#### DATA LINES
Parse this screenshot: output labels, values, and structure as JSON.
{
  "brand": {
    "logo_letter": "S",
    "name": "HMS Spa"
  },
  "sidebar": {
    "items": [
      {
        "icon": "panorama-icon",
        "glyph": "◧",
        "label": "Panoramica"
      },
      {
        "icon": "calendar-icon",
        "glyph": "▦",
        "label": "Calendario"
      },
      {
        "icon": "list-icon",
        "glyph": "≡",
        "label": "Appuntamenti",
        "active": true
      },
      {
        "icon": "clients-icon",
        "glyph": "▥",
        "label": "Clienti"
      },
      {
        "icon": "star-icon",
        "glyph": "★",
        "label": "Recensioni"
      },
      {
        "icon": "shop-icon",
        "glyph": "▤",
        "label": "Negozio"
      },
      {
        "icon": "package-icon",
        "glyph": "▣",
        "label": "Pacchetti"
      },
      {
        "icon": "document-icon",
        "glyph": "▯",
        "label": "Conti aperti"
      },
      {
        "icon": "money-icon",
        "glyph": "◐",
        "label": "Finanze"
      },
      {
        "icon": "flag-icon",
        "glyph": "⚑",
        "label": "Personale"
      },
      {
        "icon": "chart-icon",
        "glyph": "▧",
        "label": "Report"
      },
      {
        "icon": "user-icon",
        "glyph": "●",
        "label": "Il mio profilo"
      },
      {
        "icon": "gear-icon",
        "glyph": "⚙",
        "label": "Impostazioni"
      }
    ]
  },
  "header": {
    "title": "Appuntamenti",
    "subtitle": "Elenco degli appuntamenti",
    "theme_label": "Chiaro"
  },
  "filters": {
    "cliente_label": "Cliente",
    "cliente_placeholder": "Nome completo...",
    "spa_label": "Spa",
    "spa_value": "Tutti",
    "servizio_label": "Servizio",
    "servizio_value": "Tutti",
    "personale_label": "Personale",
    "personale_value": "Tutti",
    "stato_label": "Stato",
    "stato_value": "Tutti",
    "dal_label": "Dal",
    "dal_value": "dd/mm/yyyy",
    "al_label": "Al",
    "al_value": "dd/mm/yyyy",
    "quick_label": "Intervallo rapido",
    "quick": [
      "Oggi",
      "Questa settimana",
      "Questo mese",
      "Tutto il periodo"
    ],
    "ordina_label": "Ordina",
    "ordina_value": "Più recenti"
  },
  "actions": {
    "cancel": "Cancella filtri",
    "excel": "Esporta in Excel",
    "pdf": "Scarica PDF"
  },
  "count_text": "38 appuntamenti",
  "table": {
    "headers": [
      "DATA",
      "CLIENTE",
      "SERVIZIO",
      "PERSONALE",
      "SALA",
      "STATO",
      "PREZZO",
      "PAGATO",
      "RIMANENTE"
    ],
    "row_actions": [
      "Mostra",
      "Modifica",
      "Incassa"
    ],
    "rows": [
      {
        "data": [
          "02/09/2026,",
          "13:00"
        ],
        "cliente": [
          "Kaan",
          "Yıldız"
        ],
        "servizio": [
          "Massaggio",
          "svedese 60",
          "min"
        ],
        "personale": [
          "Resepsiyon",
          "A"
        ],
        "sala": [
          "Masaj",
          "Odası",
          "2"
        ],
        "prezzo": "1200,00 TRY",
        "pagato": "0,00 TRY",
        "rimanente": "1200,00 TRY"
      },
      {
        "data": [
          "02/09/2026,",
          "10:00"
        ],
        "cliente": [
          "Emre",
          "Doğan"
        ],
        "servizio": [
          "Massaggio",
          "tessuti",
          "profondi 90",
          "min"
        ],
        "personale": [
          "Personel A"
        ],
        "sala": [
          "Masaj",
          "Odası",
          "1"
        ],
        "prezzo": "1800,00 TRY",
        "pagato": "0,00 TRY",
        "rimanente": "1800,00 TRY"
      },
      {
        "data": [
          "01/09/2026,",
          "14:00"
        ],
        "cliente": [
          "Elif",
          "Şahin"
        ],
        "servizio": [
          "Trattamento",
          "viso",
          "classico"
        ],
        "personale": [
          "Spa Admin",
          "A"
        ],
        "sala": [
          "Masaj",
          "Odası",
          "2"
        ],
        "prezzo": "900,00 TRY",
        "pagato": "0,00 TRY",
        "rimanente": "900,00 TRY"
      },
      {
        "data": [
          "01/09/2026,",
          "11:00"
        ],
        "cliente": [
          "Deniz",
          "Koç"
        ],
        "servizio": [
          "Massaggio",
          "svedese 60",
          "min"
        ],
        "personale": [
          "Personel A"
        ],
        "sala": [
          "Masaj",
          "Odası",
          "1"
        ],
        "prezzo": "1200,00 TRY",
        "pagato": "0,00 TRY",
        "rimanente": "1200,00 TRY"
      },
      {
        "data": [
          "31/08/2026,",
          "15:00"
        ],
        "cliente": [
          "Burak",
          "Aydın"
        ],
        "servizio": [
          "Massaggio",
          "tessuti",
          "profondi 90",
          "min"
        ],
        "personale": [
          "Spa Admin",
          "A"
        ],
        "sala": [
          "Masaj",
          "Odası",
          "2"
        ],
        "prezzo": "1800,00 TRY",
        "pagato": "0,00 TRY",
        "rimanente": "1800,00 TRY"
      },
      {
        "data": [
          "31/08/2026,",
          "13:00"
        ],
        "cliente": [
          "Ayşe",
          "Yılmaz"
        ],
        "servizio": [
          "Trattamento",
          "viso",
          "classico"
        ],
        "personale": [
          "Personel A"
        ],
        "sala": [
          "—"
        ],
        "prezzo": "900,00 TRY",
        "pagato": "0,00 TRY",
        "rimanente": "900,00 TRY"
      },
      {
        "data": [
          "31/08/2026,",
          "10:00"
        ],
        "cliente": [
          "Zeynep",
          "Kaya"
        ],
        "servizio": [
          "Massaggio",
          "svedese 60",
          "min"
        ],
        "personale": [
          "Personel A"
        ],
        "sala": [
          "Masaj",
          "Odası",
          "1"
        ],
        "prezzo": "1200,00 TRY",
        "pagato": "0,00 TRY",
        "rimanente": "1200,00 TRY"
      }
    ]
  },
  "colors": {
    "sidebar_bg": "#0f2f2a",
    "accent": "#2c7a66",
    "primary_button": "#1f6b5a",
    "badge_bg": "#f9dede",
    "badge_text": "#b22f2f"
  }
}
########
WORK TO BE COMPLETED: Reproduce each record exactly, leaving nothing out.

OUTPUT FOR THIS EXERCISE:
Parse this screenshot: output labels, values, and structure as JSON.
{
  "brand": {
    "logo_letter": "S",
    "name": "HMS Spa"
  },
  "sidebar": {
    "items": [
      {
        "icon": "panorama-icon",
        "glyph": "◧",
        "label": "Panoramica"
      },
      {
        "icon": "calendar-icon",
        "glyph": "▦",
        "label": "Calendario"
      },
      {
        "icon": "list-icon",
        "glyph": "≡",
        "label": "Appuntamenti",
        "active": true
      },
      {
        "icon": "clients-icon",
        "glyph": "▥",
        "label": "Clienti"
      },
      {
        "icon": "star-icon",
        "glyph": "★",
        "label": "Recensioni"
      },
      {
        "icon": "shop-icon",
        "glyph": "▤",
        "label": "Negozio"
      },
      {
        "icon": "package-icon",
        "glyph": "▣",
        "label": "Pacchetti"
      },
      {
        "icon": "document-icon",
        "glyph": "▯",
        "label": "Conti aperti"
      },
      {
        "icon": "money-icon",
        "glyph": "◐",
        "label": "Finanze"
      },
      {
        "icon": "flag-icon",
        "glyph": "⚑",
        "label": "Personale"
      },
      {
        "icon": "chart-icon",
        "glyph": "▧",
        "label": "Report"
      },
      {
        "icon": "user-icon",
        "glyph": "●",
        "label": "Il mio profilo"
      },
      {
        "icon": "gear-icon",
        "glyph": "⚙",
        "label": "Impostazioni"
      }
    ]
  },
  "header": {
    "title": "Appuntamenti",
    "subtitle": "Elenco degli appuntamenti",
    "theme_label": "Chiaro"
  },
  "filters": {
    "cliente_label": "Cliente",
    "cliente_placeholder": "Nome completo...",
    "spa_label": "Spa",
    "spa_value": "Tutti",
    "servizio_label": "Servizio",
    "servizio_value": "Tutti",
    "personale_label": "Personale",
    "personale_value": "Tutti",
    "stato_label": "Stato",
    "stato_value": "Tutti",
    "dal_label": "Dal",
    "dal_value": "dd/mm/yyyy",
    "al_label": "Al",
    "al_value": "dd/mm/yyyy",
    "quick_label": "Intervallo rapido",
    "quick": [
      "Oggi",
      "Questa settimana",
      "Questo mese",
      "Tutto il periodo"
    ],
    "ordina_label": "Ordina",
    "ordina_value": "Più recenti"
  },
  "actions": {
    "cancel": "Cancella filtri",
    "excel": "Esporta in Excel",
    "pdf": "Scarica PDF"
  },
  "count_text": "38 appuntamenti",
  "table": {
    "headers": [
      "DATA",
      "CLIENTE",
      "SERVIZIO",
      "PERSONALE",
      "SALA",
      "STATO",
      "PREZZO",
      "PAGATO",
      "RIMANENTE"
    ],
    "row_actions": [
      "Mostra",
      "Modifica",
      "Incassa"
    ],
    "rows": [
      {
        "data": [
          "02/09/2026,",
          "13:00"
        ],
        "cliente": [
          "Kaan",
          "Yıldız"
        ],
        "servizio": [
          "Massaggio",
          "svedese 60",
          "min"
        ],
        "personale": [
          "Resepsiyon",
          "A"
        ],
        "sala": [
          "Masaj",
          "Odası",
          "2"
        ],
        "prezzo": "1200,00 TRY",
        "pagato": "0,00 TRY",
        "rimanente": "1200,00 TRY"
      },
      {
        "data": [
          "02/09/2026,",
          "10:00"
        ],
        "cliente": [
          "Emre",
          "Doğan"
        ],
        "servizio": [
          "Massaggio",
          "tessuti",
          "profondi 90",
          "min"
        ],
        "personale": [
          "Personel A"
        ],
        "sala": [
          "Masaj",
          "Odası",
          "1"
        ],
        "prezzo": "1800,00 TRY",
        "pagato": "0,00 TRY",
        "rimanente": "1800,00 TRY"
      },
      {
        "data": [
          "01/09/2026,",
          "14:00"
        ],
        "cliente": [
          "Elif",
          "Şahin"
        ],
        "servizio": [
          "Trattamento",
          "viso",
          "classico"
        ],
        "personale": [
          "Spa Admin",
          "A"
        ],
        "sala": [
          "Masaj",
          "Odası",
          "2"
        ],
        "prezzo": "900,00 TRY",
        "pagato": "0,00 TRY",
        "rimanente": "900,00 TRY"
      },
      {
        "data": [
          "01/09/2026,",
          "11:00"
        ],
        "cliente": [
          "Deniz",
          "Koç"
        ],
        "servizio": [
          "Massaggio",
          "svedese 60",
          "min"
        ],
        "personale": [
          "Personel A"
        ],
        "sala": [
          "Masaj",
          "Odası",
          "1"
        ],
        "prezzo": "1200,00 TRY",
        "pagato": "0,00 TRY",
        "rimanente": "1200,00 TRY"
      },
      {
        "data": [
          "31/08/2026,",
          "15:00"
        ],
        "cliente": [
          "Burak",
          "Aydın"
        ],
        "servizio": [
          "Massaggio",
          "tessuti",
          "profondi 90",
          "min"
        ],
        "personale": [
          "Spa Admin",
          "A"
        ],
        "sala": [
          "Masaj",
          "Odası",
          "2"
        ],
        "prezzo": "1800,00 TRY",
        "pagato": "0,00 TRY",
        "rimanente": "1800,00 TRY"
      },
      {
        "data": [
          "31/08/2026,",
          "13:00"
        ],
        "cliente": [
          "Ayşe",
          "Yılmaz"
        ],
        "servizio": [
          "Trattamento",
          "viso",
          "classico"
        ],
        "personale": [
          "Personel A"
        ],
        "sala": [
          "—"
        ],
        "prezzo": "900,00 TRY",
        "pagato": "0,00 TRY",
        "rimanente": "900,00 TRY"
      },
      {
        "data": [
          "31/08/2026,",
          "10:00"
        ],
        "cliente": [
          "Zeynep",
          "Kaya"
        ],
        "servizio": [
          "Massaggio",
          "svedese 60",
          "min"
        ],
        "personale": [
          "Personel A"
        ],
        "sala": [
          "Masaj",
          "Odası",
          "1"
        ],
        "prezzo": "1200,00 TRY",
        "pagato": "0,00 TRY",
        "rimanente": "1200,00 TRY"
      }
    ]
  },
  "colors": {
    "sidebar_bg": "#0f2f2a",
    "accent": "#2c7a66",
    "primary_button": "#1f6b5a",
    "badge_bg": "#f9dede",
    "badge_text": "#b22f2f"
  }
}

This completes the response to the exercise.